▸ WHAT TO DO: Gather, from the listing beneath this task, every line holding the string "اعتراض".

▸ DATA SUPPLIED:
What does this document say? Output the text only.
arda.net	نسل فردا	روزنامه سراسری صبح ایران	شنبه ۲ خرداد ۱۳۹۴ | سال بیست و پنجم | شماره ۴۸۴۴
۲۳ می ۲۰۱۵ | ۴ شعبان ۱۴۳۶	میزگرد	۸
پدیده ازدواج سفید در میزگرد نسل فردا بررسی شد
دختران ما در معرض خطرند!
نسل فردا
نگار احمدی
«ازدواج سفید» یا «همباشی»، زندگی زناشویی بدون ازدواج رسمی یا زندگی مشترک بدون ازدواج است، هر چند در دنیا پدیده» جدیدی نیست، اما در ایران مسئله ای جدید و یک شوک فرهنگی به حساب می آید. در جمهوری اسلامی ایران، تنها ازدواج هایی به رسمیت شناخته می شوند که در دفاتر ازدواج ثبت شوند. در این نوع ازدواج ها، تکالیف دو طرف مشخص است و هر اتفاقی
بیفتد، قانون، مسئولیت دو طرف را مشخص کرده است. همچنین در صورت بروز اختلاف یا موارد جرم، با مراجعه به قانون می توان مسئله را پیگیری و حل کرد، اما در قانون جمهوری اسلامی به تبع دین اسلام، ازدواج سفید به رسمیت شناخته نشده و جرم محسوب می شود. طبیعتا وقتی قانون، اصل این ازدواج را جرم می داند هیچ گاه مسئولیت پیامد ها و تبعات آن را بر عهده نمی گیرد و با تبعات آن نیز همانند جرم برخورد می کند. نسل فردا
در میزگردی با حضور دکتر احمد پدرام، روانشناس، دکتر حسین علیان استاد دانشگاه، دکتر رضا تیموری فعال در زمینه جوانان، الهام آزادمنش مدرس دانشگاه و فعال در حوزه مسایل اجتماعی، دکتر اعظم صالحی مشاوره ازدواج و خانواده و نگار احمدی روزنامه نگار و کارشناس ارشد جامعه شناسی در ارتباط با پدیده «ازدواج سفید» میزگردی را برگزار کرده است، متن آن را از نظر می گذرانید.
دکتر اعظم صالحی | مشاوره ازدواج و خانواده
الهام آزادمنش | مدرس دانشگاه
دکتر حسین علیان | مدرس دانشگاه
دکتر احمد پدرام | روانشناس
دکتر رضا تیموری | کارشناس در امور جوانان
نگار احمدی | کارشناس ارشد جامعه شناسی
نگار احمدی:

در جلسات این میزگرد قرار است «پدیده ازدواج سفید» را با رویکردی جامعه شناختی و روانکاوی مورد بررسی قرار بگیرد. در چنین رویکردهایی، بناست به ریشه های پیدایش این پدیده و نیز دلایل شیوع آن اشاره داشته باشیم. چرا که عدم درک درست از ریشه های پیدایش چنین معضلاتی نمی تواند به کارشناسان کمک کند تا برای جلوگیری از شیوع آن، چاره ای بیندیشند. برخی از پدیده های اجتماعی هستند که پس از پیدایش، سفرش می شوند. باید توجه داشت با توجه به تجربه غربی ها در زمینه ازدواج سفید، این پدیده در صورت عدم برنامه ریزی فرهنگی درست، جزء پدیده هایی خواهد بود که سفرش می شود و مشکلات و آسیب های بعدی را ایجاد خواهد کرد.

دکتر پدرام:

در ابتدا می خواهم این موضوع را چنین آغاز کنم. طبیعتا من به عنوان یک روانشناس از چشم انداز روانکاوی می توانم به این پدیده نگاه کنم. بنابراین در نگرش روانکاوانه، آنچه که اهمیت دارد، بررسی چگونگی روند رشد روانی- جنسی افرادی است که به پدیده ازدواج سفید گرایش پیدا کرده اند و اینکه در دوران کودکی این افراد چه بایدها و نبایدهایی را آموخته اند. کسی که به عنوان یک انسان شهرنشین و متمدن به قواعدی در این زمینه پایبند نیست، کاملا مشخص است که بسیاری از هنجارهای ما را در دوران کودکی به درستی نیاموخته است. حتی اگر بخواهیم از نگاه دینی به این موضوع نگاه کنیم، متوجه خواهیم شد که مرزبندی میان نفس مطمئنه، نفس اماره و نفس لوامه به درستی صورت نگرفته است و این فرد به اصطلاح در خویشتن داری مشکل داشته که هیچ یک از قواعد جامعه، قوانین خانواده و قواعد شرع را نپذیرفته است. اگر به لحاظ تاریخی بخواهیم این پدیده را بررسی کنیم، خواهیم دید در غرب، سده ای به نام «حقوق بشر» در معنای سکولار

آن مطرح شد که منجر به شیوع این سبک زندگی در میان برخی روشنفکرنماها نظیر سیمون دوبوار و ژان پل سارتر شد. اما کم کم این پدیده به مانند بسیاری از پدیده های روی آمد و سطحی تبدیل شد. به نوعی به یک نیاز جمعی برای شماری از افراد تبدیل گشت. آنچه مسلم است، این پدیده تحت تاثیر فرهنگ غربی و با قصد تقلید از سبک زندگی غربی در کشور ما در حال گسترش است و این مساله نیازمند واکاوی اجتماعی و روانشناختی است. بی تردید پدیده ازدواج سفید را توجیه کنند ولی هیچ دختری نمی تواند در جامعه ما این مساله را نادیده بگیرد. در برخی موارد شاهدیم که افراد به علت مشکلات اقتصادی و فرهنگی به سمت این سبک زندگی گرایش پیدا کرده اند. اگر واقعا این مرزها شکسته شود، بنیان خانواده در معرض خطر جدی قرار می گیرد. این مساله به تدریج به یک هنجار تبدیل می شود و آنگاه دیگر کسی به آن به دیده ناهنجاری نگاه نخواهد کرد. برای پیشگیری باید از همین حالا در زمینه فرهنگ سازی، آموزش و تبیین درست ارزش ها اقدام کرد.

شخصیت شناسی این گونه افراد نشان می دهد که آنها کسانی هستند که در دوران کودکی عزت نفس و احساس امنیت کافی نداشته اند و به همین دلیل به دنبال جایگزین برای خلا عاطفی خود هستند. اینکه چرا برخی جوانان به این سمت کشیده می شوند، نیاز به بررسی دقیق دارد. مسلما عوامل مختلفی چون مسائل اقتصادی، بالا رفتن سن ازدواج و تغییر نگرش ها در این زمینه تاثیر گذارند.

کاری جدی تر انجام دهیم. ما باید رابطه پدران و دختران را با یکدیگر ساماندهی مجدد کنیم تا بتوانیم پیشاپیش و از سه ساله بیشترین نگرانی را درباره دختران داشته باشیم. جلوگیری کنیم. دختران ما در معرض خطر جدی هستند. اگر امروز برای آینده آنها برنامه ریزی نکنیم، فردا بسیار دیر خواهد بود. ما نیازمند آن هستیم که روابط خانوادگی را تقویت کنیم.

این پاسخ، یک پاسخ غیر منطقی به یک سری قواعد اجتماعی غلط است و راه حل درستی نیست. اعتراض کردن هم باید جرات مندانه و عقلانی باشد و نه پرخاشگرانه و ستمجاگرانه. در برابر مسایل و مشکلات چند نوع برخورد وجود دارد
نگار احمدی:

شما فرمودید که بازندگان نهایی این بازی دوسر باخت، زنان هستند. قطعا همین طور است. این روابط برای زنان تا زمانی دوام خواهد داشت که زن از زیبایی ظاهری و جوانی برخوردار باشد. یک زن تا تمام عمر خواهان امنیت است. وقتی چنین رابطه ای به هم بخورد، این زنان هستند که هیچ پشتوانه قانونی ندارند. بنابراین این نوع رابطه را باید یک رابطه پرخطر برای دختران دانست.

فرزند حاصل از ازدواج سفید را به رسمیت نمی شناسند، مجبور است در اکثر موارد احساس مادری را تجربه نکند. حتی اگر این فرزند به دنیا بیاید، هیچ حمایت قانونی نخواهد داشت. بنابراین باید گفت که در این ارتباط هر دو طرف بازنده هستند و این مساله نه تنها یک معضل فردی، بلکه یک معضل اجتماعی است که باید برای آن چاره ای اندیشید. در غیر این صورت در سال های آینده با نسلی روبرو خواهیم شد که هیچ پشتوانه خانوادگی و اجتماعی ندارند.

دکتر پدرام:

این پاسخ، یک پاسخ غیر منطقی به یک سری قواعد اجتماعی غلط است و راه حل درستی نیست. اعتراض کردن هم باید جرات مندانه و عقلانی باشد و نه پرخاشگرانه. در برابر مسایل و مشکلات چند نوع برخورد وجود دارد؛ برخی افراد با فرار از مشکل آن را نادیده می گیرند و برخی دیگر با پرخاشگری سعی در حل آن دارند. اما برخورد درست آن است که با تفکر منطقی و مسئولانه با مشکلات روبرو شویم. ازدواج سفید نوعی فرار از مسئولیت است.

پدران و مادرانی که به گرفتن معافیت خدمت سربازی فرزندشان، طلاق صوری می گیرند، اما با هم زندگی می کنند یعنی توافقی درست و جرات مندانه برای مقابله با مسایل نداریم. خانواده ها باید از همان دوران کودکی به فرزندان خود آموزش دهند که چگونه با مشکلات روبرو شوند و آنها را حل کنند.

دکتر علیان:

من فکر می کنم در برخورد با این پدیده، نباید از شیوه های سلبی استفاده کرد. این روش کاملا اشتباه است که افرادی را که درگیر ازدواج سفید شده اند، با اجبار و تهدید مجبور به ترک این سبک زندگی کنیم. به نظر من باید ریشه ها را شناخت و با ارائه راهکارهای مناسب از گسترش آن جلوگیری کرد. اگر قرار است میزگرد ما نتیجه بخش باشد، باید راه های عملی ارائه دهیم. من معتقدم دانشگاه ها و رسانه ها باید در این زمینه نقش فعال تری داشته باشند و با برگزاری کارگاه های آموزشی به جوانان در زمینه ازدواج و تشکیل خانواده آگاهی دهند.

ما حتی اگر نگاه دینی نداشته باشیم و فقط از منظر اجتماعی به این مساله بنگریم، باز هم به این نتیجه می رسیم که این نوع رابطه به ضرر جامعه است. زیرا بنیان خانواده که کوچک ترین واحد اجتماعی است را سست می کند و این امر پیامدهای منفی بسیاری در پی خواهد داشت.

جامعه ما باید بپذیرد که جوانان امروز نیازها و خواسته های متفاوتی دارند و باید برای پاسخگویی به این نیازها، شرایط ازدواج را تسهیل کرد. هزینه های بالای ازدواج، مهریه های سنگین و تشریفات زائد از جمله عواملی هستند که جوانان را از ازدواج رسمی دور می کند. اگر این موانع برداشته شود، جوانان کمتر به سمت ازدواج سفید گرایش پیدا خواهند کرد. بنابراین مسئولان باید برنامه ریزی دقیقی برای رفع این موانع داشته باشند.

▸ RESULT OF THE EXERCISE:
این پاسخ، یک پاسخ غیر منطقی به یک سری قواعد اجتماعی غلط است و راه حل درستی نیست. اعتراض کردن هم باید جرات مندانه و عقلانی باشد و نه پرخاشگرانه و ستمجاگرانه. در برابر مسایل و مشکلات چند نوع برخورد وجود دارد
این پاسخ، یک پاسخ غیر منطقی به یک سری قواعد اجتماعی غلط است و راه حل درستی نیست. اعتراض کردن هم باید جرات مندانه و عقلانی باشد و نه پرخاشگرانه. در برابر مسایل و مشکلات چند نوع برخورد وجود دارد؛ برخی افراد با فرار از مشکل آن را نادیده می گیرند و برخی دیگر با پرخاشگری سعی در حل آن دارند. اما برخورد درست آن است که با تفکر منطقی و مسئولانه با مشکلات روبرو شویم. ازدواج سفید نوعی فرار از مسئولیت است.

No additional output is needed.